**Given instruction**: Pull out every line containing the string "LPCM".

**Given entries**:
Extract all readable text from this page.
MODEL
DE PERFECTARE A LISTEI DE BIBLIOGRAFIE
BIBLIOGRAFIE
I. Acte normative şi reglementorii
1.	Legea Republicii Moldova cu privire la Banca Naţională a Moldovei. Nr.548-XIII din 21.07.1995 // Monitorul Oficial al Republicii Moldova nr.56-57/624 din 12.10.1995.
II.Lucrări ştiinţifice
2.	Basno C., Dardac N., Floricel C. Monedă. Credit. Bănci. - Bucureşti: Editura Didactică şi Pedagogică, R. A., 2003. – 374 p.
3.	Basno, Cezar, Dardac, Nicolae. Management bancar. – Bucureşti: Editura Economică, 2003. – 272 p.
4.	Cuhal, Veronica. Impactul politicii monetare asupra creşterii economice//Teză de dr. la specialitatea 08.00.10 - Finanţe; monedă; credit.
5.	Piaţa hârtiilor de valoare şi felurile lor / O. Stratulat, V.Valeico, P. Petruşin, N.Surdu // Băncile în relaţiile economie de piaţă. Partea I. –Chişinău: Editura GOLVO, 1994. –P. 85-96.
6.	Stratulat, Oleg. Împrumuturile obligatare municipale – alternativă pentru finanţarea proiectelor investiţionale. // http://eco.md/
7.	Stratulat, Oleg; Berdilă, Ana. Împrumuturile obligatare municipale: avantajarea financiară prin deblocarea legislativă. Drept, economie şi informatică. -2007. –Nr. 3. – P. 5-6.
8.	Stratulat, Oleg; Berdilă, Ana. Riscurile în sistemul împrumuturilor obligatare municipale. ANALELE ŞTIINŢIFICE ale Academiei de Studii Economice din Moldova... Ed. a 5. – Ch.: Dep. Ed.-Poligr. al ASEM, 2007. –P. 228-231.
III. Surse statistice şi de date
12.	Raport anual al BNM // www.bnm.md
--
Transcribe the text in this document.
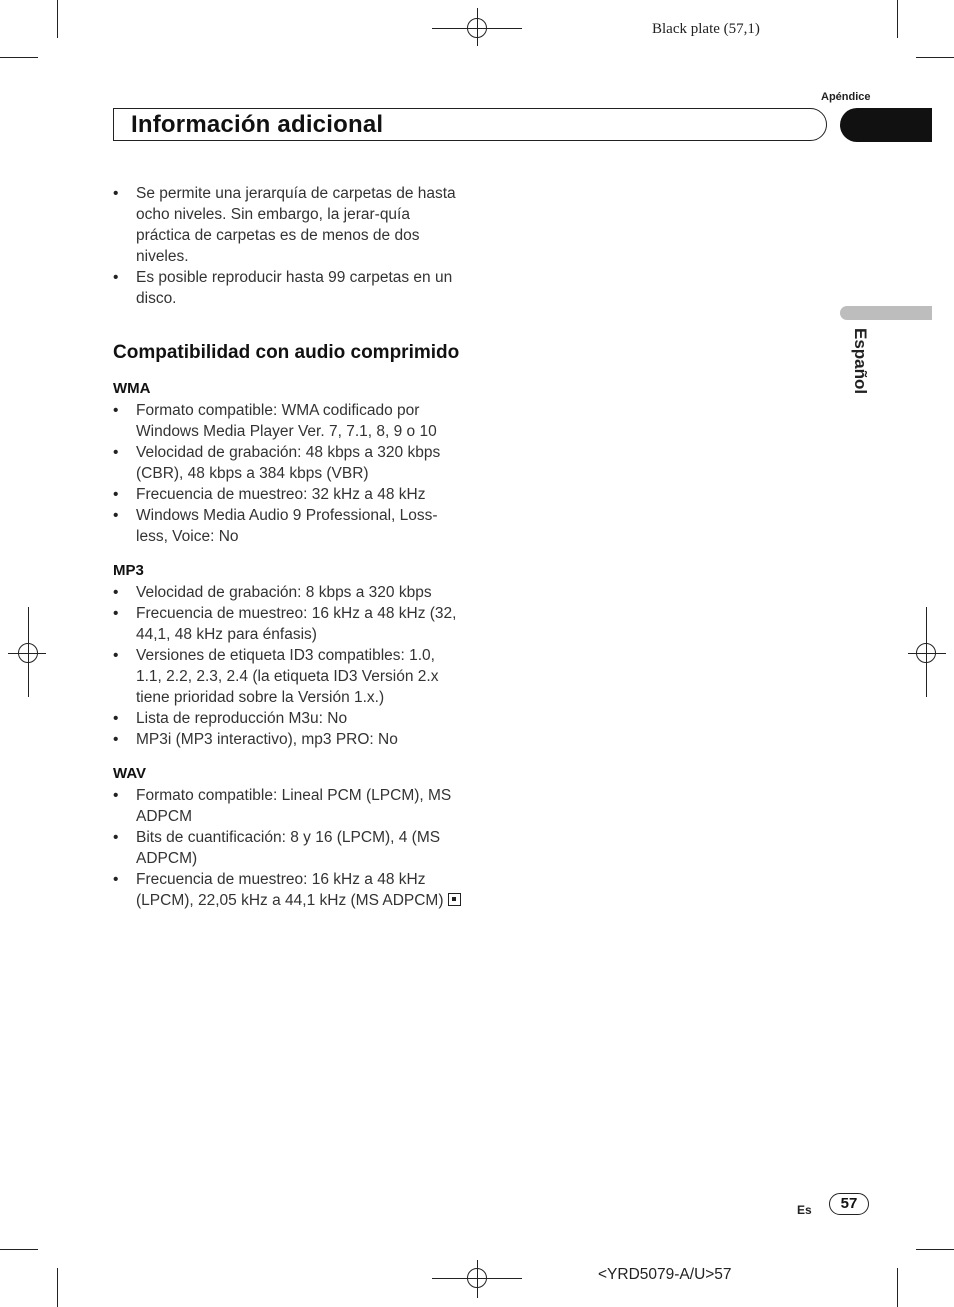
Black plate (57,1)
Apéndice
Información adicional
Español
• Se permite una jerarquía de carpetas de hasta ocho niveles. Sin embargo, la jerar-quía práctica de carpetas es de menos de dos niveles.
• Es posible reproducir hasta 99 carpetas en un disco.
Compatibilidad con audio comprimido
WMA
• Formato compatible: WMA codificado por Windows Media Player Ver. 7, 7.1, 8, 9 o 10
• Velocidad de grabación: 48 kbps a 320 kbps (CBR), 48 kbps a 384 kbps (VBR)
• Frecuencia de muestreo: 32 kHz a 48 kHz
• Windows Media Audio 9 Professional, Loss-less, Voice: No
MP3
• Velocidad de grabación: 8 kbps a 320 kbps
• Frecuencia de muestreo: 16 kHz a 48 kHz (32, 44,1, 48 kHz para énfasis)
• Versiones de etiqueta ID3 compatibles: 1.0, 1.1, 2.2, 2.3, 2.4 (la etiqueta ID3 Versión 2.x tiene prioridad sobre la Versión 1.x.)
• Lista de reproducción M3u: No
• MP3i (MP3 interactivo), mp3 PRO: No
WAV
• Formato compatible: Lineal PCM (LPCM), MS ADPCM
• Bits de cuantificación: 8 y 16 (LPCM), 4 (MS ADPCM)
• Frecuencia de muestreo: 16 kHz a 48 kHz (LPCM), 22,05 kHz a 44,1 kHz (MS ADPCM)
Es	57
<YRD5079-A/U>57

**Final answer**:
• Formato compatible: Lineal PCM (LPCM), MS ADPCM
• Bits de cuantificación: 8 y 16 (LPCM), 4 (MS ADPCM)
• Frecuencia de muestreo: 16 kHz a 48 kHz (LPCM), 22,05 kHz a 44,1 kHz (MS ADPCM)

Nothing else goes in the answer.